## Given instruction
Return the data exactly, with all pictures removed.

## Stored data entries

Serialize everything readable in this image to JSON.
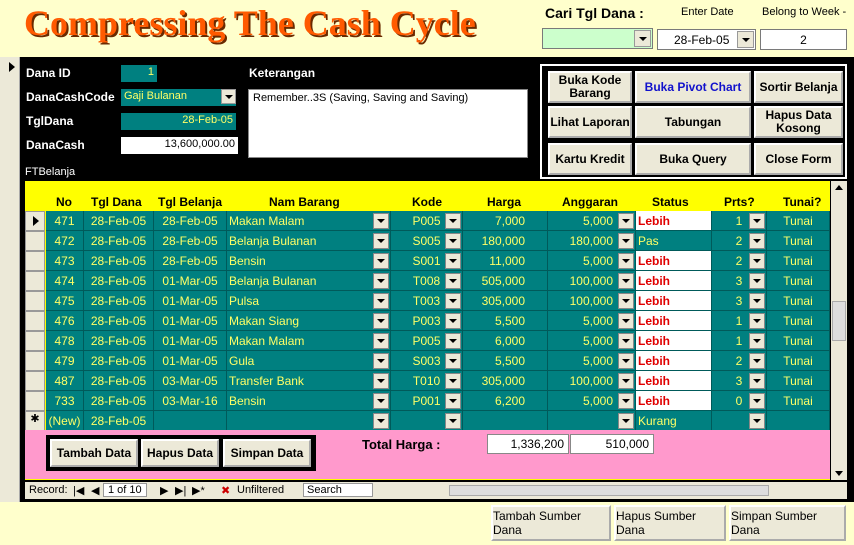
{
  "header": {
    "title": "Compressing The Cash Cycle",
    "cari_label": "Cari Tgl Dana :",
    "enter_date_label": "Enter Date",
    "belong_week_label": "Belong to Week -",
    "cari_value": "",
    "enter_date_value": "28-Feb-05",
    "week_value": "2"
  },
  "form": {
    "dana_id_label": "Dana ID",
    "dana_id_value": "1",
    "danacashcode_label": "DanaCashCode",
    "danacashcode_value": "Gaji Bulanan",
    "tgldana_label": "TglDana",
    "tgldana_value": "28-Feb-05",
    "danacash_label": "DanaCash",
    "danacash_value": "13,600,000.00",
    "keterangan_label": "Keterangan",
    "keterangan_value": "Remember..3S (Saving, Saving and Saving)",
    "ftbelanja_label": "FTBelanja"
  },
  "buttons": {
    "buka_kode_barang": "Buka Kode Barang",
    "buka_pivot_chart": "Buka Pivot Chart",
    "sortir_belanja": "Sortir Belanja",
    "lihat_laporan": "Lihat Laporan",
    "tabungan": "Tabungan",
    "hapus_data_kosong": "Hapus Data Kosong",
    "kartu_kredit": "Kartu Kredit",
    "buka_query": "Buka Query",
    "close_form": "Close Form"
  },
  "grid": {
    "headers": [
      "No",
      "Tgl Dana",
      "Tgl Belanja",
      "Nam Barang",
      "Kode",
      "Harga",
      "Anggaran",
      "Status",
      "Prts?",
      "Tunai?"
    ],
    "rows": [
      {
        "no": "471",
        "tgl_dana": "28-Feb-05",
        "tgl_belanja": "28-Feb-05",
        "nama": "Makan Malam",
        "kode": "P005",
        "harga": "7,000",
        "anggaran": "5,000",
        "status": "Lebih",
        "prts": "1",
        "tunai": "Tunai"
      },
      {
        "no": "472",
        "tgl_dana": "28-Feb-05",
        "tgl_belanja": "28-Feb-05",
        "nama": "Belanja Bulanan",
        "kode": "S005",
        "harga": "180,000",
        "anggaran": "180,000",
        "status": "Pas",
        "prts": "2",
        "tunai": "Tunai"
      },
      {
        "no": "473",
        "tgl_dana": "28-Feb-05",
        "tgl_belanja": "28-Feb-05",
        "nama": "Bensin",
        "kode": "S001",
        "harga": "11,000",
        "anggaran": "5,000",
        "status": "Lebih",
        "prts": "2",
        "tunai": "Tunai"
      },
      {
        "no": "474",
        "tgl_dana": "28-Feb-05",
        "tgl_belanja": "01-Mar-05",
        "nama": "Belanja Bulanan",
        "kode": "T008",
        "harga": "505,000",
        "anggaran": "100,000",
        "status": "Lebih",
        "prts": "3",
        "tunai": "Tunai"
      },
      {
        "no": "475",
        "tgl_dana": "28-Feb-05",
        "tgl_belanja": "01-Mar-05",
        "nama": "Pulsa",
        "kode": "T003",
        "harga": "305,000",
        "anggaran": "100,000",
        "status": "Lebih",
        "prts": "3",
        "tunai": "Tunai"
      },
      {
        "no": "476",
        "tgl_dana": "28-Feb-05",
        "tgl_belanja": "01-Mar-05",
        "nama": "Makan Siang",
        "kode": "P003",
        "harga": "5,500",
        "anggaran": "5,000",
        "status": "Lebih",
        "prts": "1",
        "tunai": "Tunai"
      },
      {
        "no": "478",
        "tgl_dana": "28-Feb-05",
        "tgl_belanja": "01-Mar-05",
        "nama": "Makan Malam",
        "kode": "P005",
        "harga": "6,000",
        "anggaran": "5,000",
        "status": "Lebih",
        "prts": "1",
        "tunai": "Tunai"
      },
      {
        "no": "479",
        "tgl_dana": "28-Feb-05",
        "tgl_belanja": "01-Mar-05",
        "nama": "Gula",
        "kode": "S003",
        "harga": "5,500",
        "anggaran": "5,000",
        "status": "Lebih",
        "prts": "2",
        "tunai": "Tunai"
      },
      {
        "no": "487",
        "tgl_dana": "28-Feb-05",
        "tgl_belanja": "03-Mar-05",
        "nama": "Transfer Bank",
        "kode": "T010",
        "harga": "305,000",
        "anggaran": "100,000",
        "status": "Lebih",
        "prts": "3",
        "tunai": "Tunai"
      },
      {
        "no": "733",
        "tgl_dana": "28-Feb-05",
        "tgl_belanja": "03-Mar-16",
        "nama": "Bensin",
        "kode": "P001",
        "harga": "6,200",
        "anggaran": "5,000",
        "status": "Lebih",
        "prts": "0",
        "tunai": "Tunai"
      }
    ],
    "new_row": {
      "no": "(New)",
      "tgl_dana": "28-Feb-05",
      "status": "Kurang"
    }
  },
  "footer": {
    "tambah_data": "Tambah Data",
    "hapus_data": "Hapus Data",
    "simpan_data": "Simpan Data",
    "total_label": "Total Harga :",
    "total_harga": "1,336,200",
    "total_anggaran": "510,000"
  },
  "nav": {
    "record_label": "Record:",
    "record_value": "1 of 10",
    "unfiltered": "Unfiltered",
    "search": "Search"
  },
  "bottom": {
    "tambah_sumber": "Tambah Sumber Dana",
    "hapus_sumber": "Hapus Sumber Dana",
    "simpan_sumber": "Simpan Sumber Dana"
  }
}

## Response to the exercise
Serialize everything readable in this image to JSON.
{
  "header": {
    "title": "Compressing The Cash Cycle",
    "cari_label": "Cari Tgl Dana :",
    "enter_date_label": "Enter Date",
    "belong_week_label": "Belong to Week -",
    "cari_value": "",
    "enter_date_value": "28-Feb-05",
    "week_value": "2"
  },
  "form": {
    "dana_id_label": "Dana ID",
    "dana_id_value": "1",
    "danacashcode_label": "DanaCashCode",
    "danacashcode_value": "Gaji Bulanan",
    "tgldana_label": "TglDana",
    "tgldana_value": "28-Feb-05",
    "danacash_label": "DanaCash",
    "danacash_value": "13,600,000.00",
    "keterangan_label": "Keterangan",
    "keterangan_value": "Remember..3S (Saving, Saving and Saving)",
    "ftbelanja_label": "FTBelanja"
  },
  "buttons": {
    "buka_kode_barang": "Buka Kode Barang",
    "buka_pivot_chart": "Buka Pivot Chart",
    "sortir_belanja": "Sortir Belanja",
    "lihat_laporan": "Lihat Laporan",
    "tabungan": "Tabungan",
    "hapus_data_kosong": "Hapus Data Kosong",
    "kartu_kredit": "Kartu Kredit",
    "buka_query": "Buka Query",
    "close_form": "Close Form"
  },
  "grid": {
    "headers": [
      "No",
      "Tgl Dana",
      "Tgl Belanja",
      "Nam Barang",
      "Kode",
      "Harga",
      "Anggaran",
      "Status",
      "Prts?",
      "Tunai?"
    ],
    "rows": [
      {
        "no": "471",
        "tgl_dana": "28-Feb-05",
        "tgl_belanja": "28-Feb-05",
        "nama": "Makan Malam",
        "kode": "P005",
        "harga": "7,000",
        "anggaran": "5,000",
        "status": "Lebih",
        "prts": "1",
        "tunai": "Tunai"
      },
      {
        "no": "472",
        "tgl_dana": "28-Feb-05",
        "tgl_belanja": "28-Feb-05",
        "nama": "Belanja Bulanan",
        "kode": "S005",
        "harga": "180,000",
        "anggaran": "180,000",
        "status": "Pas",
        "prts": "2",
        "tunai": "Tunai"
      },
      {
        "no": "473",
        "tgl_dana": "28-Feb-05",
        "tgl_belanja": "28-Feb-05",
        "nama": "Bensin",
        "kode": "S001",
        "harga": "11,000",
        "anggaran": "5,000",
        "status": "Lebih",
        "prts": "2",
        "tunai": "Tunai"
      },
      {
        "no": "474",
        "tgl_dana": "28-Feb-05",
        "tgl_belanja": "01-Mar-05",
        "nama": "Belanja Bulanan",
        "kode": "T008",
        "harga": "505,000",
        "anggaran": "100,000",
        "status": "Lebih",
        "prts": "3",
        "tunai": "Tunai"
      },
      {
        "no": "475",
        "tgl_dana": "28-Feb-05",
        "tgl_belanja": "01-Mar-05",
        "nama": "Pulsa",
        "kode": "T003",
        "harga": "305,000",
        "anggaran": "100,000",
        "status": "Lebih",
        "prts": "3",
        "tunai": "Tunai"
      },
      {
        "no": "476",
        "tgl_dana": "28-Feb-05",
        "tgl_belanja": "01-Mar-05",
        "nama": "Makan Siang",
        "kode": "P003",
        "harga": "5,500",
        "anggaran": "5,000",
        "status": "Lebih",
        "prts": "1",
        "tunai": "Tunai"
      },
      {
        "no": "478",
        "tgl_dana": "28-Feb-05",
        "tgl_belanja": "01-Mar-05",
        "nama": "Makan Malam",
        "kode": "P005",
        "harga": "6,000",
        "anggaran": "5,000",
        "status": "Lebih",
        "prts": "1",
        "tunai": "Tunai"
      },
      {
        "no": "479",
        "tgl_dana": "28-Feb-05",
        "tgl_belanja": "01-Mar-05",
        "nama": "Gula",
        "kode": "S003",
        "harga": "5,500",
        "anggaran": "5,000",
        "status": "Lebih",
        "prts": "2",
        "tunai": "Tunai"
      },
      {
        "no": "487",
        "tgl_dana": "28-Feb-05",
        "tgl_belanja": "03-Mar-05",
        "nama": "Transfer Bank",
        "kode": "T010",
        "harga": "305,000",
        "anggaran": "100,000",
        "status": "Lebih",
        "prts": "3",
        "tunai": "Tunai"
      },
      {
        "no": "733",
        "tgl_dana": "28-Feb-05",
        "tgl_belanja": "03-Mar-16",
        "nama": "Bensin",
        "kode": "P001",
        "harga": "6,200",
        "anggaran": "5,000",
        "status": "Lebih",
        "prts": "0",
        "tunai": "Tunai"
      }
    ],
    "new_row": {
      "no": "(New)",
      "tgl_dana": "28-Feb-05",
      "status": "Kurang"
    }
  },
  "footer": {
    "tambah_data": "Tambah Data",
    "hapus_data": "Hapus Data",
    "simpan_data": "Simpan Data",
    "total_label": "Total Harga :",
    "total_harga": "1,336,200",
    "total_anggaran": "510,000"
  },
  "nav": {
    "record_label": "Record:",
    "record_value": "1 of 10",
    "unfiltered": "Unfiltered",
    "search": "Search"
  },
  "bottom": {
    "tambah_sumber": "Tambah Sumber Dana",
    "hapus_sumber": "Hapus Sumber Dana",
    "simpan_sumber": "Simpan Sumber Dana"
  }
}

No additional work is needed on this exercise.